Directive
Keep only the lines where "园区规划" appears.

Data entries

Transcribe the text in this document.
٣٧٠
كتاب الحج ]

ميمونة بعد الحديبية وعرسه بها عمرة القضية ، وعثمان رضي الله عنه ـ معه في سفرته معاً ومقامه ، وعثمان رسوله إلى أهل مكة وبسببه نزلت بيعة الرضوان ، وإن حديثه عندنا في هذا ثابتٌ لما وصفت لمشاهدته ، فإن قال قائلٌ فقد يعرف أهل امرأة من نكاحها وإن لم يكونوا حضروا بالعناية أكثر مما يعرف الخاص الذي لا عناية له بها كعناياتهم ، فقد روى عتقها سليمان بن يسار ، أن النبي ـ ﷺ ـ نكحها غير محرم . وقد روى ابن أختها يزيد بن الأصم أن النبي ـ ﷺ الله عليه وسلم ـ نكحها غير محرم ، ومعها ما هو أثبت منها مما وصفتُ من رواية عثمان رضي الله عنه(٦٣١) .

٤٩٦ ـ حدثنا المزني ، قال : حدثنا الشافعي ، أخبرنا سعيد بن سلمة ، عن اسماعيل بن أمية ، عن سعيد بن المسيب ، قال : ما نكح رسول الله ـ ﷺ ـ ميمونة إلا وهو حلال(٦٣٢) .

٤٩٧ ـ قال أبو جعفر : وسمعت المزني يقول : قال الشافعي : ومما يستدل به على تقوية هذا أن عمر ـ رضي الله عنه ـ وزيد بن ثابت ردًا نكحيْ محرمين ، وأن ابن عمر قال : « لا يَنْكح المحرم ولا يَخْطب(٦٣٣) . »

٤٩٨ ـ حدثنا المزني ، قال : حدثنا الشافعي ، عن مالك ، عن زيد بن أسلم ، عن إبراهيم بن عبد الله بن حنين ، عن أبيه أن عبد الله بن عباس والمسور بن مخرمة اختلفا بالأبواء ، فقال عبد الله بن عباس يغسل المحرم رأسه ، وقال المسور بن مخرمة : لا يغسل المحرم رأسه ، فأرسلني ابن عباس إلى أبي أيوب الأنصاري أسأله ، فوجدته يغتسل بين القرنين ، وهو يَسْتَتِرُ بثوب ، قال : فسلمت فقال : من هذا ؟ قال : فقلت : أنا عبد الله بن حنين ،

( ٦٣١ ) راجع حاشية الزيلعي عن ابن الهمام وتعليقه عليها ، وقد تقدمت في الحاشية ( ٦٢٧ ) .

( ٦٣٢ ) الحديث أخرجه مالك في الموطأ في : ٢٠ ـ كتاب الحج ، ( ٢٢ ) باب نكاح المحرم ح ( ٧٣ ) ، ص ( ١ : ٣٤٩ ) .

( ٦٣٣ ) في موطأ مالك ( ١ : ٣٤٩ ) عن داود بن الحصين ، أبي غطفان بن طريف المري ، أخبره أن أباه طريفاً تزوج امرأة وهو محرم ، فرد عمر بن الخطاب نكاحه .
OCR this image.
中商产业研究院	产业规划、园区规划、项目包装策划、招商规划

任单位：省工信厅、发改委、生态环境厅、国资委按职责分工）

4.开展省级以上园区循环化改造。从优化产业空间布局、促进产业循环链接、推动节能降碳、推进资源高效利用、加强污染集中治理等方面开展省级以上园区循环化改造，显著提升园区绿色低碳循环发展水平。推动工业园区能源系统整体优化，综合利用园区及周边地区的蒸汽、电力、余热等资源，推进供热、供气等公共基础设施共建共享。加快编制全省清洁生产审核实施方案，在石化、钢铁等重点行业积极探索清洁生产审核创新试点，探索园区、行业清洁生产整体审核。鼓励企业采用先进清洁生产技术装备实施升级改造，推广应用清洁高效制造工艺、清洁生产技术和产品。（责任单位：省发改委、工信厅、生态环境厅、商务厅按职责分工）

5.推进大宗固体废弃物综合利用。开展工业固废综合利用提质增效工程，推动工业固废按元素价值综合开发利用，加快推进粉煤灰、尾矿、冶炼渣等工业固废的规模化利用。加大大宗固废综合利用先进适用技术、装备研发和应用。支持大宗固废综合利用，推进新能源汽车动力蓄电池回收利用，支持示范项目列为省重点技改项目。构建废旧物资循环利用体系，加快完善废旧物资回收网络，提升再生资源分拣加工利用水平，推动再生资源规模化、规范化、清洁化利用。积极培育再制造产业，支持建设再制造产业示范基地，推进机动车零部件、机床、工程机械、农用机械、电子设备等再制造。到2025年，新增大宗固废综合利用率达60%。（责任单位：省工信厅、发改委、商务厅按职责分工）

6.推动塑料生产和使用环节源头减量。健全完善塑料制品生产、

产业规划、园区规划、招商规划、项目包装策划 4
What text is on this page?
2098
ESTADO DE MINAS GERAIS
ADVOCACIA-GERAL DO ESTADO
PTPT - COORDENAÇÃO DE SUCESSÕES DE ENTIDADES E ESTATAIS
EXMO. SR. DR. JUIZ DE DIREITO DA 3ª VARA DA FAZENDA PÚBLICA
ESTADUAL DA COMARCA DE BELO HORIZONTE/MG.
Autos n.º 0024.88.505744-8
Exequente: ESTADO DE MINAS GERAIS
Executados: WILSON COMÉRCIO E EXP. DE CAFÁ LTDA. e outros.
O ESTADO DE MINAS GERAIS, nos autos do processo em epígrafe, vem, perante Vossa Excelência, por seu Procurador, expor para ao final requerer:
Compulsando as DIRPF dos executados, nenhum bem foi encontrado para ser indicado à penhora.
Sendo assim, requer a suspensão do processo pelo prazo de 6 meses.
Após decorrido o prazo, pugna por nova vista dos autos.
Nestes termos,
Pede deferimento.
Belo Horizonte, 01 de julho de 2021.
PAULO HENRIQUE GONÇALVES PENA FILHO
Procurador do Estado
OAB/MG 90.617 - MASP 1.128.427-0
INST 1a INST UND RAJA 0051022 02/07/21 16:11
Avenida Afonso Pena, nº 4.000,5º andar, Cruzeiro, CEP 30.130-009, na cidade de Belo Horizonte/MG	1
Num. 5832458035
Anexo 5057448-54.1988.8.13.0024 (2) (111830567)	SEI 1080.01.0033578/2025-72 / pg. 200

Response to this exercise
中商产业研究院	产业规划、园区规划、项目包装策划、招商规划
产业规划、园区规划、招商规划、项目包装策划 4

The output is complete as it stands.